## Task requirements
In the listing below, locate the lines bearing the word "Supervisors". Copy every one of them.

## Record extracts
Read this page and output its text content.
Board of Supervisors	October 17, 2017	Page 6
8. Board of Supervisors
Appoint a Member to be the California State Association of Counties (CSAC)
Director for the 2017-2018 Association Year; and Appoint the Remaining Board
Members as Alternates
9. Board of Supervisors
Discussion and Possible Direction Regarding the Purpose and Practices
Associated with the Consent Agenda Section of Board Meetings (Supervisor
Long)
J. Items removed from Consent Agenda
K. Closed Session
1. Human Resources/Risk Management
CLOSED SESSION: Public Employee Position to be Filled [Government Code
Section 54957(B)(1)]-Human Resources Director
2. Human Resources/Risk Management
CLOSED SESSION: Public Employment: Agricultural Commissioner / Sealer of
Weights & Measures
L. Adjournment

## Output of the exercise
Board of Supervisors	October 17, 2017	Page 6
8. Board of Supervisors
9. Board of Supervisors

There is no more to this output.